● **STORED DATA**:
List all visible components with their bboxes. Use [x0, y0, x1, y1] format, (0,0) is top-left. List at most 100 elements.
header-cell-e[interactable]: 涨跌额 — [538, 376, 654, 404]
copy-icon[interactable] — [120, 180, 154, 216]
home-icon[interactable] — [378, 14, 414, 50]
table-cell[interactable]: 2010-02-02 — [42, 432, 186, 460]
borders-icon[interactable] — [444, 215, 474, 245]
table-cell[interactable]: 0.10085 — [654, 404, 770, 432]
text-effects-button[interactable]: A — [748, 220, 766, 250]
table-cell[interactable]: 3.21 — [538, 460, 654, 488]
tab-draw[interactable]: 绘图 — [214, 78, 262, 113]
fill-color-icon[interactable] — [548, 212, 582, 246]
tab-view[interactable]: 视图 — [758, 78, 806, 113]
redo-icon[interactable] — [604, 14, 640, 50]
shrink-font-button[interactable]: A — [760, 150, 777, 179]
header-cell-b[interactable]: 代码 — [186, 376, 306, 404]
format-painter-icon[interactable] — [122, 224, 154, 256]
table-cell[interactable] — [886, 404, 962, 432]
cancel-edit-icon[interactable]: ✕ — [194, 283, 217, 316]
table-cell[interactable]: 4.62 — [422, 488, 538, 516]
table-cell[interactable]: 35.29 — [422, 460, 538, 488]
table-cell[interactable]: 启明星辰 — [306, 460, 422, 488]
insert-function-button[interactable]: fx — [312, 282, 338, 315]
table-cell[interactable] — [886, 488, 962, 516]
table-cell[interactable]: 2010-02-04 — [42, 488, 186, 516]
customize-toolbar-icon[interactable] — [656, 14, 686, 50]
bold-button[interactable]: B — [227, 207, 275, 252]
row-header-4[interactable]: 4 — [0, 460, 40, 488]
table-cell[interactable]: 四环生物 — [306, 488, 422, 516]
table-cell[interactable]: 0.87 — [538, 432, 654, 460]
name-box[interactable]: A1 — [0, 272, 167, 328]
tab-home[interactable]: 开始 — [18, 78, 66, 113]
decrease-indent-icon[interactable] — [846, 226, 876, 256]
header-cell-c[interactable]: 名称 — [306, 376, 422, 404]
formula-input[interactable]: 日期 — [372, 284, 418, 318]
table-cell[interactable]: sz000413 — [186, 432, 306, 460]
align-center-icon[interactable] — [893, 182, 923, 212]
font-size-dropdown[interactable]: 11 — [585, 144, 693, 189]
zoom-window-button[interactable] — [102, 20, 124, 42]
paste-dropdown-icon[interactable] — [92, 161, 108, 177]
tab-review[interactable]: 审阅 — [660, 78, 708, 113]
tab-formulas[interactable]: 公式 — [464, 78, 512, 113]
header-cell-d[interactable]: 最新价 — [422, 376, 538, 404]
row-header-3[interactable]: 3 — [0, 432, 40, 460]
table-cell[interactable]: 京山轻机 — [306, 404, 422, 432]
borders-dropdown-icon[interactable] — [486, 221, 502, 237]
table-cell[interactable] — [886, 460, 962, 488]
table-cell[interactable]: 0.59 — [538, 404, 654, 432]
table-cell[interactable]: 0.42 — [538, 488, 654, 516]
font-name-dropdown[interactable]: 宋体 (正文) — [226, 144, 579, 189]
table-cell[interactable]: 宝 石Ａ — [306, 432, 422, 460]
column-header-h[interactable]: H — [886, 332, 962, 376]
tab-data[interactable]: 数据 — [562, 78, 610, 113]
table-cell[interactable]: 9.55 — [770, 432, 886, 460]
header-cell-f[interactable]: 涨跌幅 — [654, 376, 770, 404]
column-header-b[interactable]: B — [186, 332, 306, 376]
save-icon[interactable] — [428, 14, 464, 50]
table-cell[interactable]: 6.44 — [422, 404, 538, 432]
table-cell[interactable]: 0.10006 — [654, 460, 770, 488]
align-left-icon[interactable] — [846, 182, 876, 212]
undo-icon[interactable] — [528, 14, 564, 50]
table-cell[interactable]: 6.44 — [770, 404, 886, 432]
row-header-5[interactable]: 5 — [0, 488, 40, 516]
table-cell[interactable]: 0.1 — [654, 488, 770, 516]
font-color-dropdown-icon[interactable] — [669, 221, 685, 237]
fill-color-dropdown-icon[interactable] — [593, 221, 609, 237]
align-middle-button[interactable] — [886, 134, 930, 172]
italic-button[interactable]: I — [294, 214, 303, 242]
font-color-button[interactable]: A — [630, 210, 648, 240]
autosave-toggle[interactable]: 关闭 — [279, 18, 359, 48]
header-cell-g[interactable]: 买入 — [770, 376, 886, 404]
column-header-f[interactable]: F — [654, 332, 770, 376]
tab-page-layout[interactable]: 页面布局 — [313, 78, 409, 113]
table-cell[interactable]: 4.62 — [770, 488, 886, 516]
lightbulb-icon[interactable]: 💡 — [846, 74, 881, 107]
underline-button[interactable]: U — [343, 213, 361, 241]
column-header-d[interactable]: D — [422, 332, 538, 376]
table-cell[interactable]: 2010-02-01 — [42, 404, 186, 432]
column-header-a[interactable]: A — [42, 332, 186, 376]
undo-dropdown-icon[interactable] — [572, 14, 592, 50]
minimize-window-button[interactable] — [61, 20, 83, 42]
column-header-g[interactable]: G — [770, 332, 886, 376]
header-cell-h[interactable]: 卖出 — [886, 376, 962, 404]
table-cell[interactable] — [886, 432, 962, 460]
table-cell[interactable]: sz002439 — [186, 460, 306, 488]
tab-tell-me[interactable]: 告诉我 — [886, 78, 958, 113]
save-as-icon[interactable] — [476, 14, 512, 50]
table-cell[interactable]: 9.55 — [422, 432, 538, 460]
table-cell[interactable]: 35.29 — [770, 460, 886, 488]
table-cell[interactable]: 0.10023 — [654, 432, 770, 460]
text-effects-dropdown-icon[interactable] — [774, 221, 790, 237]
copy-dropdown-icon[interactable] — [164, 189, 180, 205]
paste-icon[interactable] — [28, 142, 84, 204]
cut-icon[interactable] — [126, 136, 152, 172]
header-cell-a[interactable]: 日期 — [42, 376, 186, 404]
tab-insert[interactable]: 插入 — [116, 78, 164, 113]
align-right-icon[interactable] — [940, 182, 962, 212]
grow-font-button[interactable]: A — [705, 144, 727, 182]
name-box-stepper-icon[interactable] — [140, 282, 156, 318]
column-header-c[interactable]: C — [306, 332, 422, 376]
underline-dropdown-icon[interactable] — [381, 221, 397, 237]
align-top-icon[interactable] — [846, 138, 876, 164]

● **DIRECTION**: Recast all the rows above as a Markdown table with two columns, No. and Line, giving each line its number and leaving out blank lines.

● **IN RESPONSE**:
| No. | Line |
|---|---|
| 1 | List all visible components with their bboxes. Use [x0, y0, x1, y1] format, (0,0) is top-left. List at most 100 elements. |
| 2 | header-cell-e[interactable]: 涨跌额 — [538, 376, 654, 404] |
| 3 | copy-icon[interactable] — [120, 180, 154, 216] |
| 4 | home-icon[interactable] — [378, 14, 414, 50] |
| 5 | table-cell[interactable]: 2010-02-02 — [42, 432, 186, 460] |
| 6 | borders-icon[interactable] — [444, 215, 474, 245] |
| 7 | table-cell[interactable]: 0.10085 — [654, 404, 770, 432] |
| 8 | text-effects-button[interactable]: A — [748, 220, 766, 250] |
| 9 | table-cell[interactable]: 3.21 — [538, 460, 654, 488] |
| 10 | tab-draw[interactable]: 绘图 — [214, 78, 262, 113] |
| 11 | fill-color-icon[interactable] — [548, 212, 582, 246] |
| 12 | tab-view[interactable]: 视图 — [758, 78, 806, 113] |
| 13 | redo-icon[interactable] — [604, 14, 640, 50] |
| 14 | shrink-font-button[interactable]: A — [760, 150, 777, 179] |
| 15 | header-cell-b[interactable]: 代码 — [186, 376, 306, 404] |
| 16 | format-painter-icon[interactable] — [122, 224, 154, 256] |
| 17 | table-cell[interactable] — [886, 404, 962, 432] |
| 18 | cancel-edit-icon[interactable]: ✕ — [194, 283, 217, 316] |
| 19 | table-cell[interactable]: 4.62 — [422, 488, 538, 516] |
| 20 | table-cell[interactable]: 35.29 — [422, 460, 538, 488] |
| 21 | table-cell[interactable]: 启明星辰 — [306, 460, 422, 488] |
| 22 | insert-function-button[interactable]: fx — [312, 282, 338, 315] |
| 23 | table-cell[interactable] — [886, 488, 962, 516] |
| 24 | table-cell[interactable]: 2010-02-04 — [42, 488, 186, 516] |
| 25 | customize-toolbar-icon[interactable] — [656, 14, 686, 50] |
| 26 | bold-button[interactable]: B — [227, 207, 275, 252] |
| 27 | row-header-4[interactable]: 4 — [0, 460, 40, 488] |
| 28 | table-cell[interactable]: 四环生物 — [306, 488, 422, 516] |
| 29 | table-cell[interactable]: 0.87 — [538, 432, 654, 460] |
| 30 | name-box[interactable]: A1 — [0, 272, 167, 328] |
| 31 | tab-home[interactable]: 开始 — [18, 78, 66, 113] |
| 32 | decrease-indent-icon[interactable] — [846, 226, 876, 256] |
| 33 | header-cell-c[interactable]: 名称 — [306, 376, 422, 404] |
| 34 | formula-input[interactable]: 日期 — [372, 284, 418, 318] |
| 35 | table-cell[interactable]: sz000413 — [186, 432, 306, 460] |
| 36 | align-center-icon[interactable] — [893, 182, 923, 212] |
| 37 | font-size-dropdown[interactable]: 11 — [585, 144, 693, 189] |
| 38 | zoom-window-button[interactable] — [102, 20, 124, 42] |
| 39 | paste-dropdown-icon[interactable] — [92, 161, 108, 177] |
| 40 | tab-review[interactable]: 审阅 — [660, 78, 708, 113] |
| 41 | tab-formulas[interactable]: 公式 — [464, 78, 512, 113] |
| 42 | header-cell-d[interactable]: 最新价 — [422, 376, 538, 404] |
| 43 | row-header-3[interactable]: 3 — [0, 432, 40, 460] |
| 44 | table-cell[interactable]: 京山轻机 — [306, 404, 422, 432] |
| 45 | borders-dropdown-icon[interactable] — [486, 221, 502, 237] |
| 46 | table-cell[interactable] — [886, 460, 962, 488] |
| 47 | table-cell[interactable]: 0.59 — [538, 404, 654, 432] |
| 48 | table-cell[interactable]: 0.42 — [538, 488, 654, 516] |
| 49 | font-name-dropdown[interactable]: 宋体 (正文) — [226, 144, 579, 189] |
| 50 | table-cell[interactable]: 宝 石Ａ — [306, 432, 422, 460] |
| 51 | column-header-h[interactable]: H — [886, 332, 962, 376] |
| 52 | tab-data[interactable]: 数据 — [562, 78, 610, 113] |
| 53 | table-cell[interactable]: 9.55 — [770, 432, 886, 460] |
| 54 | header-cell-f[interactable]: 涨跌幅 — [654, 376, 770, 404] |
| 55 | column-header-b[interactable]: B — [186, 332, 306, 376] |
| 56 | save-icon[interactable] — [428, 14, 464, 50] |
| 57 | table-cell[interactable]: 6.44 — [422, 404, 538, 432] |
| 58 | table-cell[interactable]: 0.10006 — [654, 460, 770, 488] |
| 59 | align-left-icon[interactable] — [846, 182, 876, 212] |
| 60 | undo-icon[interactable] — [528, 14, 564, 50] |
| 61 | table-cell[interactable]: 6.44 — [770, 404, 886, 432] |
| 62 | row-header-5[interactable]: 5 — [0, 488, 40, 516] |
| 63 | table-cell[interactable]: 0.1 — [654, 488, 770, 516] |
| 64 | font-color-dropdown-icon[interactable] — [669, 221, 685, 237] |
| 65 | fill-color-dropdown-icon[interactable] — [593, 221, 609, 237] |
| 66 | align-middle-button[interactable] — [886, 134, 930, 172] |
| 67 | italic-button[interactable]: I — [294, 214, 303, 242] |
| 68 | font-color-button[interactable]: A — [630, 210, 648, 240] |
| 69 | autosave-toggle[interactable]: 关闭 — [279, 18, 359, 48] |
| 70 | header-cell-g[interactable]: 买入 — [770, 376, 886, 404] |
| 71 | column-header-f[interactable]: F — [654, 332, 770, 376] |
| 72 | tab-page-layout[interactable]: 页面布局 — [313, 78, 409, 113] |
| 73 | table-cell[interactable]: 4.62 — [770, 488, 886, 516] |
| 74 | lightbulb-icon[interactable]: 💡 — [846, 74, 881, 107] |
| 75 | underline-button[interactable]: U — [343, 213, 361, 241] |
| 76 | column-header-d[interactable]: D — [422, 332, 538, 376] |
| 77 | table-cell[interactable]: 2010-02-01 — [42, 404, 186, 432] |
| 78 | column-header-a[interactable]: A — [42, 332, 186, 376] |
| 79 | undo-dropdown-icon[interactable] — [572, 14, 592, 50] |
| 80 | minimize-window-button[interactable] — [61, 20, 83, 42] |
| 81 | column-header-g[interactable]: G — [770, 332, 886, 376] |
| 82 | header-cell-h[interactable]: 卖出 — [886, 376, 962, 404] |
| 83 | table-cell[interactable] — [886, 432, 962, 460] |
| 84 | table-cell[interactable]: sz002439 — [186, 460, 306, 488] |
| 85 | tab-tell-me[interactable]: 告诉我 — [886, 78, 958, 113] |
| 86 | save-as-icon[interactable] — [476, 14, 512, 50] |
| 87 | table-cell[interactable]: 9.55 — [422, 432, 538, 460] |
| 88 | table-cell[interactable]: 35.29 — [770, 460, 886, 488] |
| 89 | table-cell[interactable]: 0.10023 — [654, 432, 770, 460] |
| 90 | text-effects-dropdown-icon[interactable] — [774, 221, 790, 237] |
| 91 | copy-dropdown-icon[interactable] — [164, 189, 180, 205] |
| 92 | paste-icon[interactable] — [28, 142, 84, 204] |
| 93 | cut-icon[interactable] — [126, 136, 152, 172] |
| 94 | header-cell-a[interactable]: 日期 — [42, 376, 186, 404] |
| 95 | tab-insert[interactable]: 插入 — [116, 78, 164, 113] |
| 96 | align-right-icon[interactable] — [940, 182, 962, 212] |
| 97 | grow-font-button[interactable]: A — [705, 144, 727, 182] |
| 98 | name-box-stepper-icon[interactable] — [140, 282, 156, 318] |
| 99 | column-header-c[interactable]: C — [306, 332, 422, 376] |
| 100 | underline-dropdown-icon[interactable] — [381, 221, 397, 237] |
| 101 | align-top-icon[interactable] — [846, 138, 876, 164] |